=== Record extracts ===

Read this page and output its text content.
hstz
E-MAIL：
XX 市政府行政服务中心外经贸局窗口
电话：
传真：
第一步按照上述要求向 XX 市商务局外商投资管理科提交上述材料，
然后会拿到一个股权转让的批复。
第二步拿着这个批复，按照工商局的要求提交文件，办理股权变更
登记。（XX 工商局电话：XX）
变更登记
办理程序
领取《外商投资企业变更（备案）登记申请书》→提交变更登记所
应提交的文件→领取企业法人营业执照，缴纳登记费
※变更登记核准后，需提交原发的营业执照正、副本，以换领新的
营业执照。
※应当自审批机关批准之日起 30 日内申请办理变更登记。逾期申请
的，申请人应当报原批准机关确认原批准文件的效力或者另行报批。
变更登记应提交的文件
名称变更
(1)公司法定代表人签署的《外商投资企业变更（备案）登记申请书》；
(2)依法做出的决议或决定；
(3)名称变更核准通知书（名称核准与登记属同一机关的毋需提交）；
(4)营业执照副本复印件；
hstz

===
=== Record extracts ===

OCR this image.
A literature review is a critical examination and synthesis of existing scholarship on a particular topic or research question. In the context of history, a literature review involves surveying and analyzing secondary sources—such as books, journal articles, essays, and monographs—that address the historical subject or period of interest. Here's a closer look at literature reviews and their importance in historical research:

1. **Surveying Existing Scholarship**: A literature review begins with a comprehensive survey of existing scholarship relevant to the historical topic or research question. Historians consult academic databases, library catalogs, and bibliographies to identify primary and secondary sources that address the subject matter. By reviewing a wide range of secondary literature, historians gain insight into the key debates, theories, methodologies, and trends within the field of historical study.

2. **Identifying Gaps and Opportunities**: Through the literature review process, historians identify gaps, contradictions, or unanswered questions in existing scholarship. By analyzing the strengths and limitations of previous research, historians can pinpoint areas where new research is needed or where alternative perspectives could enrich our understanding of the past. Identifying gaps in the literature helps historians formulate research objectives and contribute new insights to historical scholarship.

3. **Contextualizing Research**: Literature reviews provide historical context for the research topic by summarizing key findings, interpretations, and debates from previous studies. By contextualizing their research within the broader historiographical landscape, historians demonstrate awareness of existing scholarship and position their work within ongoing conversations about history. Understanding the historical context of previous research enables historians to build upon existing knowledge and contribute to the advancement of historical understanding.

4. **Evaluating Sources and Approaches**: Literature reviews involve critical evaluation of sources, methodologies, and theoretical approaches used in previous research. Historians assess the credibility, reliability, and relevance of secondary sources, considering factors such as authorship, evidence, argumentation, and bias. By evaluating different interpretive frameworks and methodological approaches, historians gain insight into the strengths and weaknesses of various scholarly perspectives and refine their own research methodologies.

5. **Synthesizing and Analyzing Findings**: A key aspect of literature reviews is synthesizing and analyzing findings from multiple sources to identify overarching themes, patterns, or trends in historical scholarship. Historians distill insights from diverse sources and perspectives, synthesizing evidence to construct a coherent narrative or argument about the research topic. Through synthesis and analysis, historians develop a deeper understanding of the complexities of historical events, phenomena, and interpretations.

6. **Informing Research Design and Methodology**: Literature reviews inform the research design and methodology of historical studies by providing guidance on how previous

===
=== Record extracts ===

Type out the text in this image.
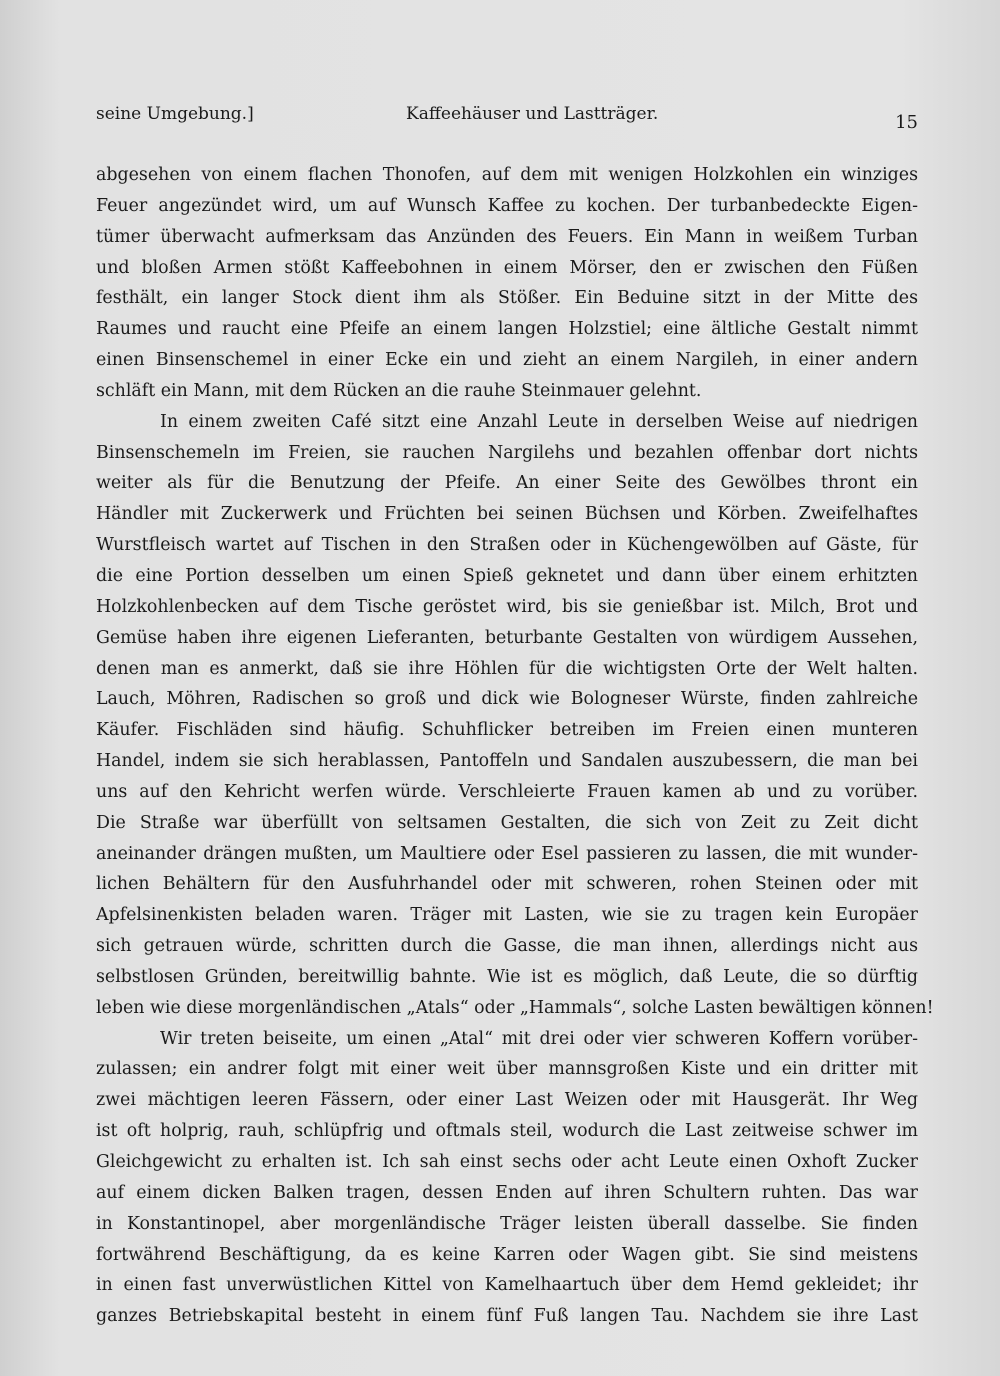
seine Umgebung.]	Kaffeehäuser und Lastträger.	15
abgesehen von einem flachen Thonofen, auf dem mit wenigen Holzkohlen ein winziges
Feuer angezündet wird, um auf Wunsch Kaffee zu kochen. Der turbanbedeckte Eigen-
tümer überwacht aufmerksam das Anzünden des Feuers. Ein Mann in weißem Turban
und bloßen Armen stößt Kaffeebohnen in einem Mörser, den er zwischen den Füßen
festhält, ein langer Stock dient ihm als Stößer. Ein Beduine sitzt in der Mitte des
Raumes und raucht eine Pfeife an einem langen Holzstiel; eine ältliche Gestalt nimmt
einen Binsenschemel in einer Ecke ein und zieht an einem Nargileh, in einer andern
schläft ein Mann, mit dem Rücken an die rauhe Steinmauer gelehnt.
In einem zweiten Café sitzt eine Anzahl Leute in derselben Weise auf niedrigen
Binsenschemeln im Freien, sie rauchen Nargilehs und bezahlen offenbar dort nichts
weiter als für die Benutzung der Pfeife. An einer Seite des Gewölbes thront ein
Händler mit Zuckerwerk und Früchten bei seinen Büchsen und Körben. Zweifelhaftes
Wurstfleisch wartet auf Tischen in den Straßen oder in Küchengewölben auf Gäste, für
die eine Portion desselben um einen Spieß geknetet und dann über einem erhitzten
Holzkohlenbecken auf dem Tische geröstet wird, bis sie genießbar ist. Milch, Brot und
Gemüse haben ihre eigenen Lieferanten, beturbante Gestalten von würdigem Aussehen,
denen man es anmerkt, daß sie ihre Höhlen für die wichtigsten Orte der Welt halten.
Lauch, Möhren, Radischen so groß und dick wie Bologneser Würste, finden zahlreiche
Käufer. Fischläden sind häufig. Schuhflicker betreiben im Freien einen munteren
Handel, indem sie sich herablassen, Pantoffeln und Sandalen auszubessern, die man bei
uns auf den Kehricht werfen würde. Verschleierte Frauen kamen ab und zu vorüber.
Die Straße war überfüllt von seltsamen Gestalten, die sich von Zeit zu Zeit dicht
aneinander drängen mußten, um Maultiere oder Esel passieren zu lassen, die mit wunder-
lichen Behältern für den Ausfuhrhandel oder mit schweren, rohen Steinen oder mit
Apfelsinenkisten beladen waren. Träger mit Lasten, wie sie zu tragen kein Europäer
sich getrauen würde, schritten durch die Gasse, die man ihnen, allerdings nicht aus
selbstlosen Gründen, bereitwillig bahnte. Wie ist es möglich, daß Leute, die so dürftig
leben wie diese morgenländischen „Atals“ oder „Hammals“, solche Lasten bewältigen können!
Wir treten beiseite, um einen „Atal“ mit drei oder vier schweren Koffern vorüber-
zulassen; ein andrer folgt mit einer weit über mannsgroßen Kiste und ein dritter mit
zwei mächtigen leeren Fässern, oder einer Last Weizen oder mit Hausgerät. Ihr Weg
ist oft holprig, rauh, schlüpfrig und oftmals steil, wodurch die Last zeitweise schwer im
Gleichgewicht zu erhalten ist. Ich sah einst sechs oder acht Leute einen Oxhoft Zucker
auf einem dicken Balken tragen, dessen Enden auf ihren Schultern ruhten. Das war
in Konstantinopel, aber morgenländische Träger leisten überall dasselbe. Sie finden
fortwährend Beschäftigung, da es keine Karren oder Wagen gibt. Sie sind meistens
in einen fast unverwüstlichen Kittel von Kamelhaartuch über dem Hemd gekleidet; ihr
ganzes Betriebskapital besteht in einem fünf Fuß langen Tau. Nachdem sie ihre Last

===

◆ Short problem ◆
State how many lines of the listing above hold the word "Gestalten", with nothing but the number.

◆ Solution to the exercise ◆
2